→ What to work on
Work out how many lines of the listing hold "части", then state only that count.

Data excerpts
::::::

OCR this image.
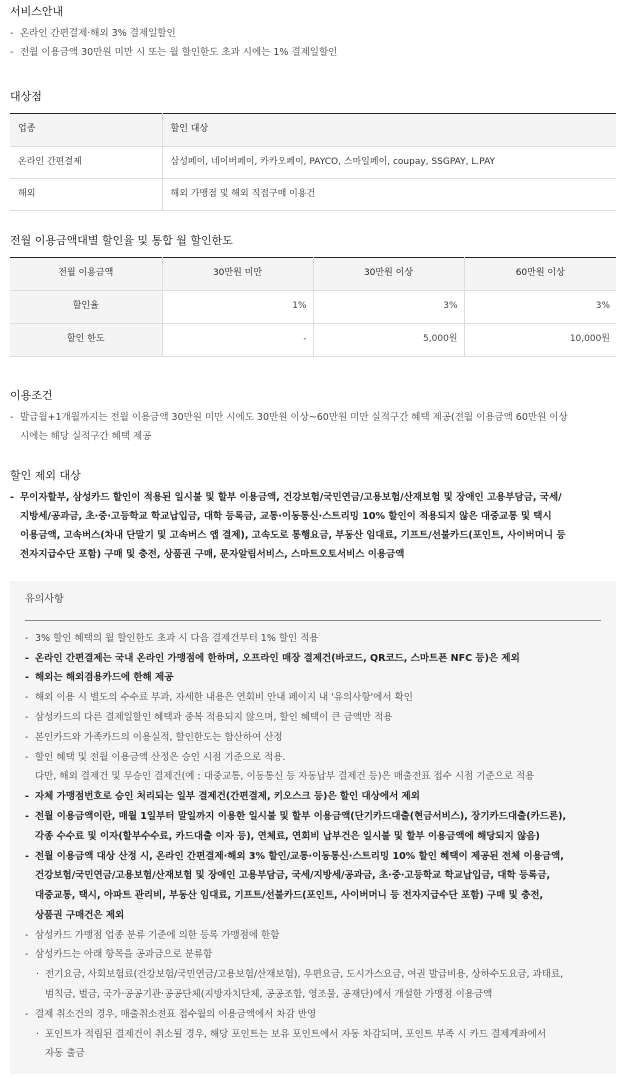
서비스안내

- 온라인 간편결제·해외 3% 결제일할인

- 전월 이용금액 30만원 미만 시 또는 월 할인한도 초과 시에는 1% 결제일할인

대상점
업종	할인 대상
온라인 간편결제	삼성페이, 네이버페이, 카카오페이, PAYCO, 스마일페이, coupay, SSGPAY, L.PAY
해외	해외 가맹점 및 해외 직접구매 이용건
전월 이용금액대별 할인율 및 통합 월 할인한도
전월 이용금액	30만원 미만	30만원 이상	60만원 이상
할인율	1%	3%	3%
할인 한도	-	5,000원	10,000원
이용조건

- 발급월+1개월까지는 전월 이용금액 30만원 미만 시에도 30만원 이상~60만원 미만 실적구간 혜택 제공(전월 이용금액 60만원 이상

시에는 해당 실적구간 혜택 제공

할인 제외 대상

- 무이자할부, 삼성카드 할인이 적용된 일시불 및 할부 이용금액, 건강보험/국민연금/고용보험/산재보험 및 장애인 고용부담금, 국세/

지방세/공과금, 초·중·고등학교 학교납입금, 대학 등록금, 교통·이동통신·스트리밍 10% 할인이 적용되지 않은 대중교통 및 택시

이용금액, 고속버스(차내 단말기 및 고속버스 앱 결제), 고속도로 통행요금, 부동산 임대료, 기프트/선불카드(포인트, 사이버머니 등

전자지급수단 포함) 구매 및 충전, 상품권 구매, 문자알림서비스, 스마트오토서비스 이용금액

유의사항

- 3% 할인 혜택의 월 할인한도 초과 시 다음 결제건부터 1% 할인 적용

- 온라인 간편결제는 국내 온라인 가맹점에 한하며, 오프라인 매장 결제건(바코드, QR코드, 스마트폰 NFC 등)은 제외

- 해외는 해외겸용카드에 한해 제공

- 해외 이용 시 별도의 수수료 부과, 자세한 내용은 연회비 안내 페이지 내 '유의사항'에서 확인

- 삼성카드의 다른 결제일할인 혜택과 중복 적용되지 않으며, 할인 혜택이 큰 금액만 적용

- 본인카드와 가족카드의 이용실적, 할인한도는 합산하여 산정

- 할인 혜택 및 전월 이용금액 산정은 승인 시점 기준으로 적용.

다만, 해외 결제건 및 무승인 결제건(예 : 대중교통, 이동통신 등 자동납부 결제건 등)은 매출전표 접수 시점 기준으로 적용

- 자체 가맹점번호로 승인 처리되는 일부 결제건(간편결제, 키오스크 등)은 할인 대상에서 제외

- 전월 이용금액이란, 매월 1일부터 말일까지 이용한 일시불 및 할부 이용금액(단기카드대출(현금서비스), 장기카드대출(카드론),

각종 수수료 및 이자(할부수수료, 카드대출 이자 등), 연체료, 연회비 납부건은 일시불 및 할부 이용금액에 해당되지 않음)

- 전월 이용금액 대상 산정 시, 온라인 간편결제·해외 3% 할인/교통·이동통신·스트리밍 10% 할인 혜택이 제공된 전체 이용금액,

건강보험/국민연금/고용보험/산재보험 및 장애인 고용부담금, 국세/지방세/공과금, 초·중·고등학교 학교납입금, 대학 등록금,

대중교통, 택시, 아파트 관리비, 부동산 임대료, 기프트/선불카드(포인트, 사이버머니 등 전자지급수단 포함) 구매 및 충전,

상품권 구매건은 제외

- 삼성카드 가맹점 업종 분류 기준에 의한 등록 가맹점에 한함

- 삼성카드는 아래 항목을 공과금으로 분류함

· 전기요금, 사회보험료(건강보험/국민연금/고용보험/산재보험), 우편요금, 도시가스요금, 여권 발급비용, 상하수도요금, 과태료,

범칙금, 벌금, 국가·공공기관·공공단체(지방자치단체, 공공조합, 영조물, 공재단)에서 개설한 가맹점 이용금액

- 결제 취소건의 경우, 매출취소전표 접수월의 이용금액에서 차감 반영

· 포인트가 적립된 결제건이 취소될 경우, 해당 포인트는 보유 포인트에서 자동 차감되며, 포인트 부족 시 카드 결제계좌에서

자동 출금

::::::

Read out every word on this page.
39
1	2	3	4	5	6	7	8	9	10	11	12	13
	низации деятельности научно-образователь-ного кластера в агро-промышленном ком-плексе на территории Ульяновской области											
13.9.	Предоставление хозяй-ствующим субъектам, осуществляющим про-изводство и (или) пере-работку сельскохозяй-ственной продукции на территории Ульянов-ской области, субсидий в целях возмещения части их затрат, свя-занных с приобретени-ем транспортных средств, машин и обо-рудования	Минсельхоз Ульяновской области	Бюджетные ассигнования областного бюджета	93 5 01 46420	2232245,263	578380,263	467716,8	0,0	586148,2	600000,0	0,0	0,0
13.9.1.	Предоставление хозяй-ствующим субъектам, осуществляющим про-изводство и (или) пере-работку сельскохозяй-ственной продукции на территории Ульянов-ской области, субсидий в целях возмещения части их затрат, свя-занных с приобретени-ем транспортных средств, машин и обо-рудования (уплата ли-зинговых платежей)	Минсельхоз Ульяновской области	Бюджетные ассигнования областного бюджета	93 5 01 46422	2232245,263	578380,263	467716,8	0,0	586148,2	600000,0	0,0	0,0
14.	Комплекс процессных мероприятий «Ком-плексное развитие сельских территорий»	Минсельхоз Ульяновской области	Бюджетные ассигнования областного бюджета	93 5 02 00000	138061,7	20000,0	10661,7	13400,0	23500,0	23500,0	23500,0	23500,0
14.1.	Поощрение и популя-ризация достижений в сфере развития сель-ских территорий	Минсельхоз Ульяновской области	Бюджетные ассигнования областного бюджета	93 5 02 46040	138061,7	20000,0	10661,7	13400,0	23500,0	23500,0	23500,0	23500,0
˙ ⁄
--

::::::

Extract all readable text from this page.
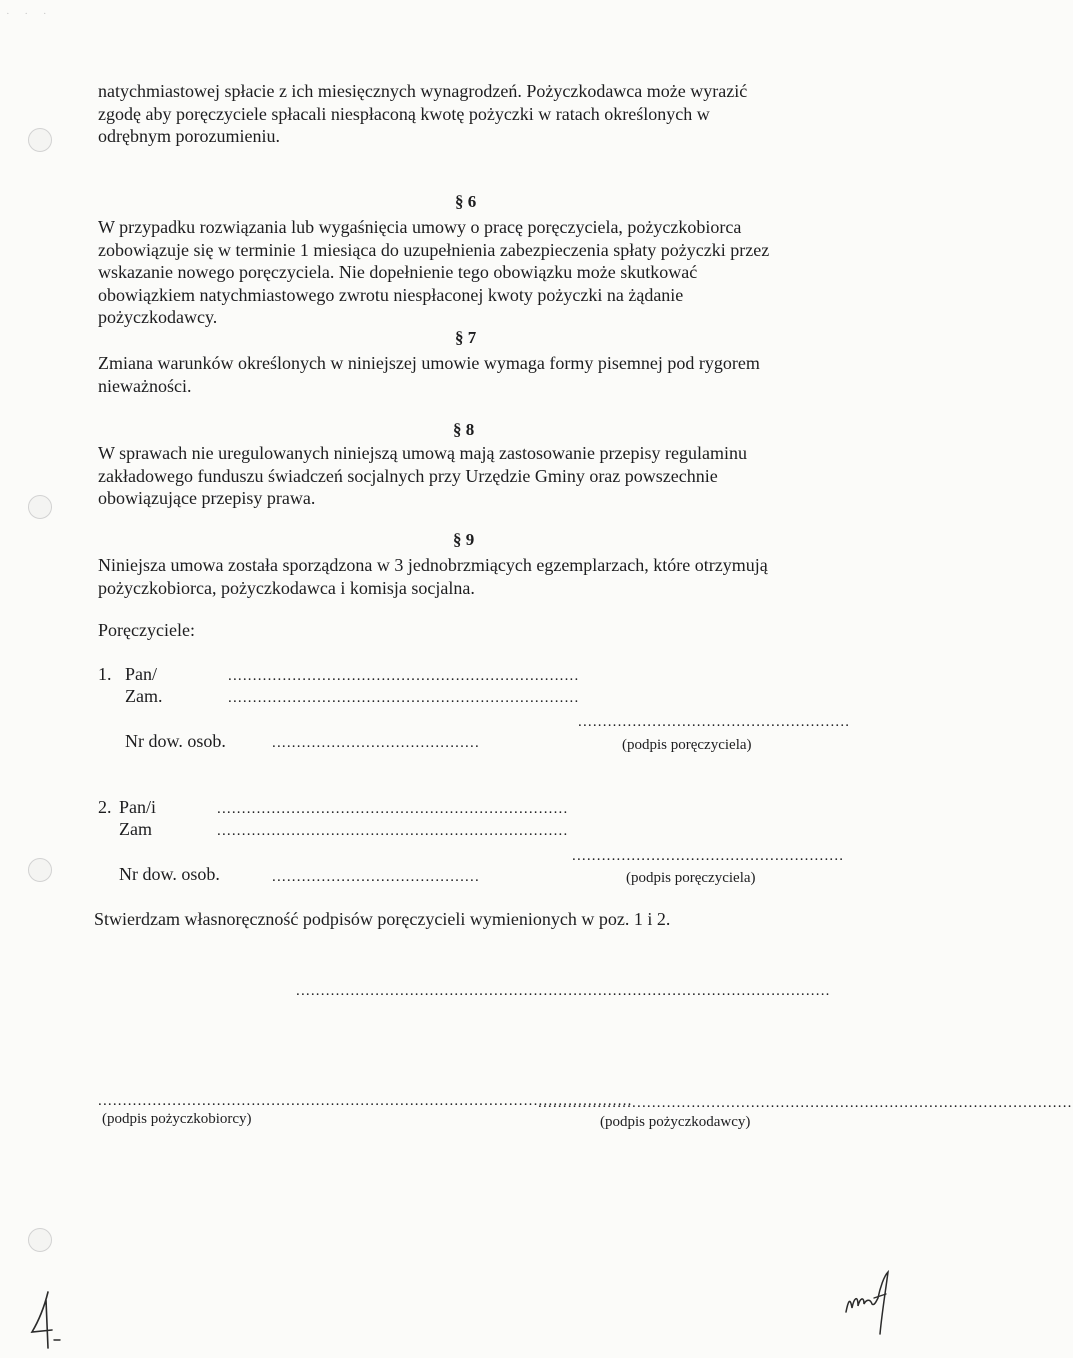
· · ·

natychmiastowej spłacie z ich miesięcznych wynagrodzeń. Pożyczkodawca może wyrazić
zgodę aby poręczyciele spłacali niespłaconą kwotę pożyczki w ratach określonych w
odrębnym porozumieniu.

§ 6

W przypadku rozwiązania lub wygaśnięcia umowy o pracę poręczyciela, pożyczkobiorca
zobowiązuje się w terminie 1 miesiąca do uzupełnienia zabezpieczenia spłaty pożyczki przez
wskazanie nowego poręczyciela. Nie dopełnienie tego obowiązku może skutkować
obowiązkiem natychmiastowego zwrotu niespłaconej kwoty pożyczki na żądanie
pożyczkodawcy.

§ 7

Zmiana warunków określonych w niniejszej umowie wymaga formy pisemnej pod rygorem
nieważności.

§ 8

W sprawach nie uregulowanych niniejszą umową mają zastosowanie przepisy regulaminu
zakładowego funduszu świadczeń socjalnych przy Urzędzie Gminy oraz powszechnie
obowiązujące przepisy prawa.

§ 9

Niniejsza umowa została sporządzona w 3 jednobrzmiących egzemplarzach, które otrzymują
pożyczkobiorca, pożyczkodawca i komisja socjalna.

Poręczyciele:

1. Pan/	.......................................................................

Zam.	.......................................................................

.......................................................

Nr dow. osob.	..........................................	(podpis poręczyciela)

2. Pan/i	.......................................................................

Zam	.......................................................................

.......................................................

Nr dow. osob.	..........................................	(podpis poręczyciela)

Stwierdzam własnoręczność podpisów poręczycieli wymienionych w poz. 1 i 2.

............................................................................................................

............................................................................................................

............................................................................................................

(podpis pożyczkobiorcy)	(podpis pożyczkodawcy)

::::::

→ Final result
2